— begin SUPPLIED MATERIAL —
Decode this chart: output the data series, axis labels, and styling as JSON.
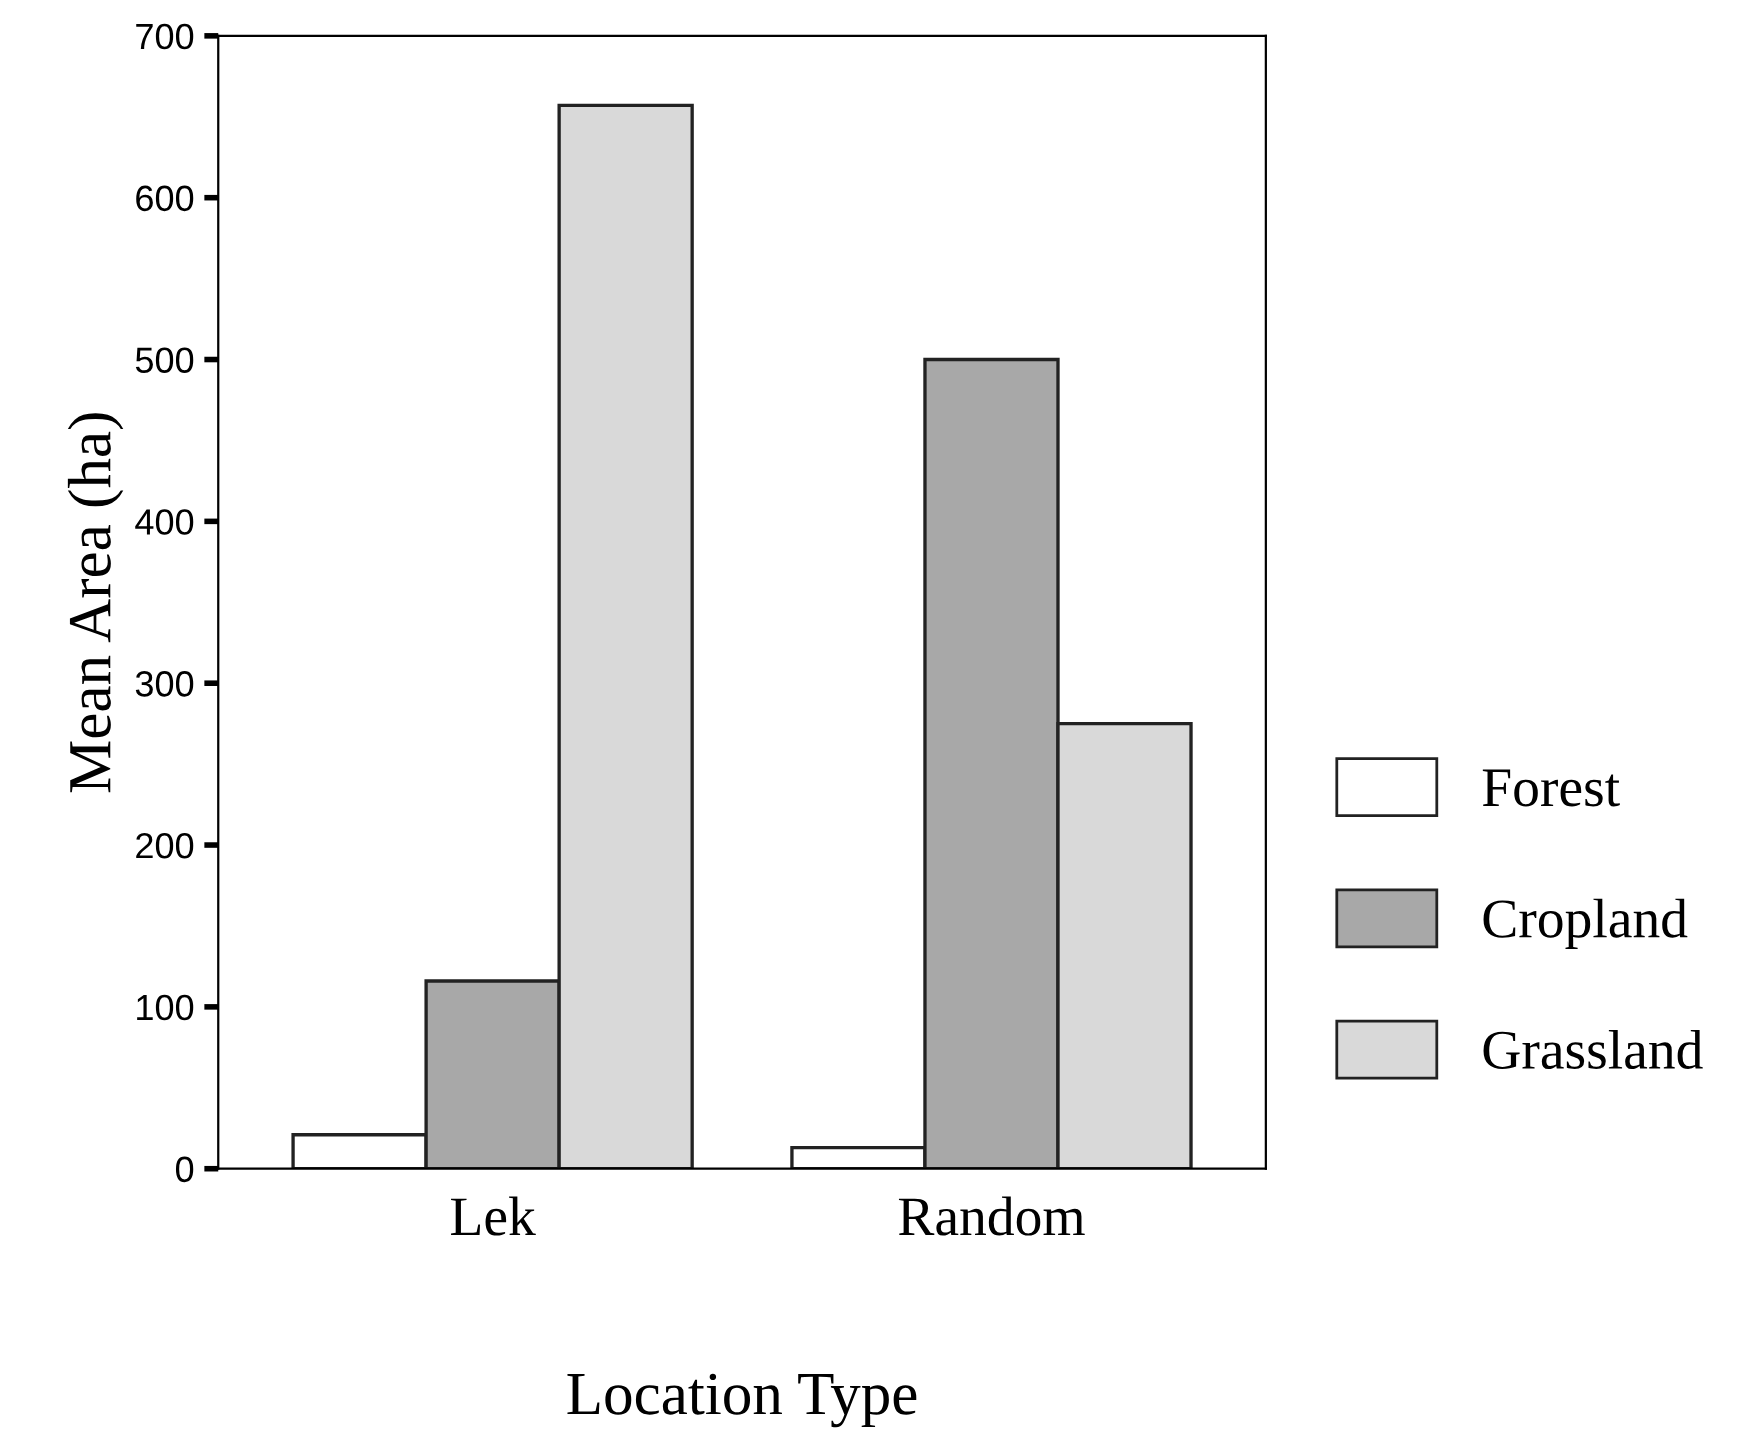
{
  "chart_data": {
    "type": "bar",
    "xlabel": "Location Type",
    "ylabel": "Mean Area (ha)",
    "categories": [
      "Lek",
      "Random"
    ],
    "series": [
      {
        "name": "Forest",
        "color": "#ffffff",
        "values": [
          21,
          13
        ]
      },
      {
        "name": "Cropland",
        "color": "#a8a8a8",
        "values": [
          116,
          500
        ]
      },
      {
        "name": "Grassland",
        "color": "#d9d9d9",
        "values": [
          657,
          275
        ]
      }
    ],
    "ylim": [
      0,
      700
    ],
    "yticks": [
      0,
      100,
      200,
      300,
      400,
      500,
      600,
      700
    ],
    "grid": false,
    "legend": "right"
  }
}
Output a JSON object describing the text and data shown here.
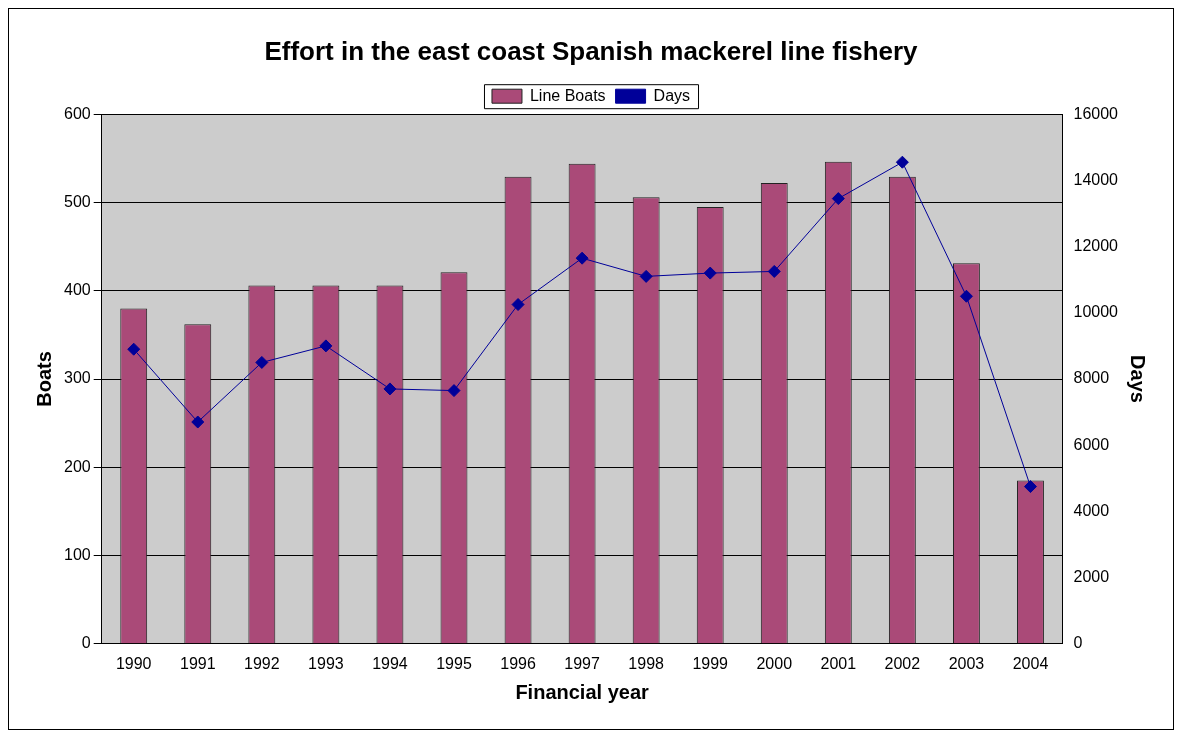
{
  "chart_data": {
    "type": "bar",
    "title": "Effort in the east coast Spanish mackerel line fishery",
    "xlabel": "Financial year",
    "ylabel": "Boats",
    "y2label": "Days",
    "categories": [
      "1990",
      "1991",
      "1992",
      "1993",
      "1994",
      "1995",
      "1996",
      "1997",
      "1998",
      "1999",
      "2000",
      "2001",
      "2002",
      "2003",
      "2004"
    ],
    "series": [
      {
        "name": "Line Boats",
        "color": "#aa4a78",
        "values": [
          380,
          362,
          406,
          406,
          406,
          421,
          529,
          544,
          506,
          495,
          522,
          546,
          529,
          431,
          185
        ]
      },
      {
        "name": "Days",
        "type": "line",
        "axis": "y2",
        "color": "#000099",
        "values": [
          8900,
          6700,
          8500,
          9000,
          7700,
          7650,
          10250,
          11650,
          11100,
          11200,
          11250,
          13450,
          14550,
          10500,
          4750
        ]
      }
    ],
    "ylim": [
      0,
      600
    ],
    "yticks": [
      0,
      100,
      200,
      300,
      400,
      500,
      600
    ],
    "y2lim": [
      0,
      16000
    ],
    "y2ticks": [
      0,
      2000,
      4000,
      6000,
      8000,
      10000,
      12000,
      14000,
      16000
    ],
    "grid": "y",
    "legend": "top",
    "marker": "diamond",
    "line_style": "solid"
  }
}
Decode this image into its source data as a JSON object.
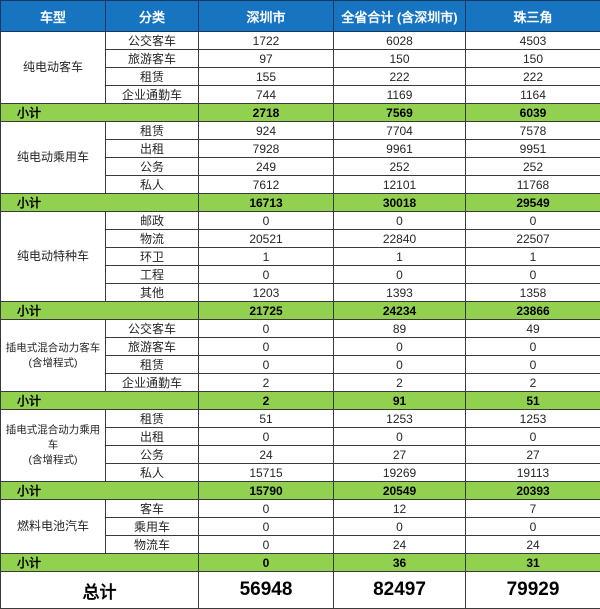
{
  "colors": {
    "header_bg": "#1774C1",
    "header_text": "#FFFFFF",
    "subtotal_bg": "#92D050",
    "border": "#3A3A3A",
    "text": "#262626"
  },
  "chart_data": {
    "type": "table",
    "columns": [
      "车型",
      "分类",
      "深圳市",
      "全省合计 (含深圳市)",
      "珠三角"
    ],
    "subtotal_label": "小计",
    "groups": [
      {
        "type": "纯电动客车",
        "rows": [
          {
            "category": "公交客车",
            "values": [
              1722,
              6028,
              4503
            ]
          },
          {
            "category": "旅游客车",
            "values": [
              97,
              150,
              150
            ]
          },
          {
            "category": "租赁",
            "values": [
              155,
              222,
              222
            ]
          },
          {
            "category": "企业通勤车",
            "values": [
              744,
              1169,
              1164
            ]
          }
        ],
        "subtotal": [
          2718,
          7569,
          6039
        ]
      },
      {
        "type": "纯电动乘用车",
        "rows": [
          {
            "category": "租赁",
            "values": [
              924,
              7704,
              7578
            ]
          },
          {
            "category": "出租",
            "values": [
              7928,
              9961,
              9951
            ]
          },
          {
            "category": "公务",
            "values": [
              249,
              252,
              252
            ]
          },
          {
            "category": "私人",
            "values": [
              7612,
              12101,
              11768
            ]
          }
        ],
        "subtotal": [
          16713,
          30018,
          29549
        ]
      },
      {
        "type": "纯电动特种车",
        "rows": [
          {
            "category": "邮政",
            "values": [
              0,
              0,
              0
            ]
          },
          {
            "category": "物流",
            "values": [
              20521,
              22840,
              22507
            ]
          },
          {
            "category": "环卫",
            "values": [
              1,
              1,
              1
            ]
          },
          {
            "category": "工程",
            "values": [
              0,
              0,
              0
            ]
          },
          {
            "category": "其他",
            "values": [
              1203,
              1393,
              1358
            ]
          }
        ],
        "subtotal": [
          21725,
          24234,
          23866
        ]
      },
      {
        "type": "插电式混合动力客车\n(含增程式)",
        "rows": [
          {
            "category": "公交客车",
            "values": [
              0,
              89,
              49
            ]
          },
          {
            "category": "旅游客车",
            "values": [
              0,
              0,
              0
            ]
          },
          {
            "category": "租赁",
            "values": [
              0,
              0,
              0
            ]
          },
          {
            "category": "企业通勤车",
            "values": [
              2,
              2,
              2
            ]
          }
        ],
        "subtotal": [
          2,
          91,
          51
        ]
      },
      {
        "type": "插电式混合动力乘用车\n(含增程式)",
        "rows": [
          {
            "category": "租赁",
            "values": [
              51,
              1253,
              1253
            ]
          },
          {
            "category": "出租",
            "values": [
              0,
              0,
              0
            ]
          },
          {
            "category": "公务",
            "values": [
              24,
              27,
              27
            ]
          },
          {
            "category": "私人",
            "values": [
              15715,
              19269,
              19113
            ]
          }
        ],
        "subtotal": [
          15790,
          20549,
          20393
        ]
      },
      {
        "type": "燃料电池汽车",
        "rows": [
          {
            "category": "客车",
            "values": [
              0,
              12,
              7
            ]
          },
          {
            "category": "乘用车",
            "values": [
              0,
              0,
              0
            ]
          },
          {
            "category": "物流车",
            "values": [
              0,
              24,
              24
            ]
          }
        ],
        "subtotal": [
          0,
          36,
          31
        ]
      }
    ],
    "total": {
      "label": "总计",
      "values": [
        56948,
        82497,
        79929
      ]
    }
  }
}
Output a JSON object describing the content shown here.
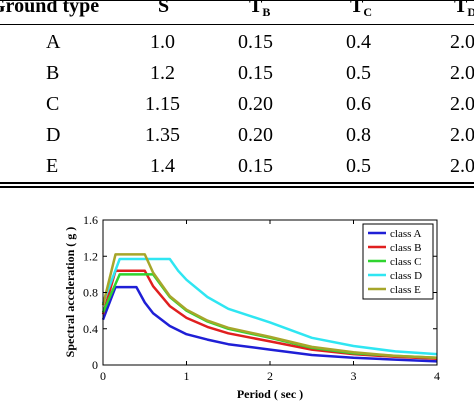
— end SUPPLIED MATERIAL —
JOB: Take every line above carrying "Decode" and return it.

CORRECT RESPONSE:
Decode this chart: output the data series, axis labels, and styling as JSON.
Decode this image into its source data as a JSON object.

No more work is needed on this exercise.